▶ _Page extract_:
____________

How TextInput works

The source for TextInput is so short, leaving aside some interface declarations, it's worth taking a look to see how little magic is involved.

Basically it's Redux being played out on a microscopic scale.

First, you need to know that actions in Immuto always conform to this interface:

export interface Action<T extends string, P> {
    readonly type: T;
    readonly payload: P;
}

Second, those things we previously talked about called cursors are represented by this interface:

export interface Cursor<S, A> {
    readonly state: S;
    (action: A): Cursor<S, A>;
}

So a cursor is a function that (a) accepts an action (and returns another cursor) and (b) has a state property so you can access the current value. It's like a terse, immutable version of a Redux store.

Third, there's a built-in action creator in Immuto called replace, which builds an action such as:

{ type: "REPLACE", payload: "Homer" }

The intention of a "REPLACE" action is to tell its target to replace the existing value with the one in the payload.

____________

▶ _Dataset content_:
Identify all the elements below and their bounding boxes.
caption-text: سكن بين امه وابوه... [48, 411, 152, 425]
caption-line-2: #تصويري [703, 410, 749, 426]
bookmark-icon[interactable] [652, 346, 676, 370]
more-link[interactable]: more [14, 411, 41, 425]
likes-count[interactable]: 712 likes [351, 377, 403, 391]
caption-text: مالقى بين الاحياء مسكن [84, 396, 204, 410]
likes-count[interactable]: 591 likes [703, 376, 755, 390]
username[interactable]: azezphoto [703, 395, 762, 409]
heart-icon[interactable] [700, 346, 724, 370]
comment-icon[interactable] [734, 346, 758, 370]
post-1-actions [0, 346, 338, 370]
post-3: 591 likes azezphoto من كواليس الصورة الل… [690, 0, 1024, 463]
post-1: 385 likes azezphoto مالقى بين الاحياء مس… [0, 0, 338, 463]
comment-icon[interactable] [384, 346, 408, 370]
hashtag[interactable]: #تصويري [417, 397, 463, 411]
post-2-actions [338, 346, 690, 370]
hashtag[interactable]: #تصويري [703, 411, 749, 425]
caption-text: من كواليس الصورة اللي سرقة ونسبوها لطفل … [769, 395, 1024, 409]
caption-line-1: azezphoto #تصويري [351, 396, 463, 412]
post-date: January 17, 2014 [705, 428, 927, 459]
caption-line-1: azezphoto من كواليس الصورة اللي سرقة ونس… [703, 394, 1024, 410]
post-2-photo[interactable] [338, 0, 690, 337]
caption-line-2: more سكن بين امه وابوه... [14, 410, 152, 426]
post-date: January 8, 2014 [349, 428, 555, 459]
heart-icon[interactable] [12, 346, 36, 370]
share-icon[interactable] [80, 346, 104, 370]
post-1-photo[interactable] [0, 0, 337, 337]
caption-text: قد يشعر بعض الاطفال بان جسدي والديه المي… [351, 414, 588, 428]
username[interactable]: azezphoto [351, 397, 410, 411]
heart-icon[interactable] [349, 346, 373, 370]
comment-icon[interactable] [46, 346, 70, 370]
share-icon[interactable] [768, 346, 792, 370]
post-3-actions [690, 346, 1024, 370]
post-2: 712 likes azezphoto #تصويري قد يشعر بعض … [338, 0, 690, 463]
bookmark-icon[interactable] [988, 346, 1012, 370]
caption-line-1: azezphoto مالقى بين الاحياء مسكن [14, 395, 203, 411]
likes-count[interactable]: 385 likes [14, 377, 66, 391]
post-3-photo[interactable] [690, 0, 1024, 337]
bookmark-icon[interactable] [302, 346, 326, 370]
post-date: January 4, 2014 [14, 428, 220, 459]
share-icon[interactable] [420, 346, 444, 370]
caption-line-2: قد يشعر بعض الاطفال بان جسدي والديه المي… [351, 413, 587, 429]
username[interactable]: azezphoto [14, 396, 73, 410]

____________

▶ _Study questions_:
1. Rewrite the paragraph of the TextInput article that begins "So a cursor is a function" as a short bulleted list, keeping its main facts.
2. Carry the TextInput article on from its last sentence, writing the next part of its explanation.
The data placed after the TextInput article are separate material, unrelated to it.

▶ _Responses in order_:
1.
- A cursor is a function that accepts an action and returns another cursor.
- It has a state property that gives access to the current value.
- It is like a terse, immutable version of a Redux store.

2.
And last, there's a type called Property, defined as:

export type Property<V> = Cursor<V, Action<"REPLACE", V>>;

So it's just a cursor that only supports "REPLACE" actions, and (as you'd expect) its state is the same type that it receives in the replacement payload.

So with this knowledge, you may be able to predict how TextInput works. No cheating! Okay, you can look now:

export interface TextInputProps extends StandardTextInputProps {
    binding: Property<string>;
}

export const TextInput = (props: TextInputProps) => (
    <input type="text" {...removeProps(props, "binding")}
        value={props.binding.state}
        onChange={e => props.binding(replace(e.currentTarget.value))} />
);

It's just an <input> element. Any properties besides binding are passed straight through, so you can use it just as you would a plain <input>.

The key to understanding it is to see how it reads and writes values through the binding prop. To read, it accesses state, which contains the current value of the string. To write, it calls binding as a function, passing it an action built with the replace action builder.

In Immuto, exactly the same Redux concepts (immutable data updated by actions) are applied at the very small scale of individual values, all the way out to the scale of the entire application.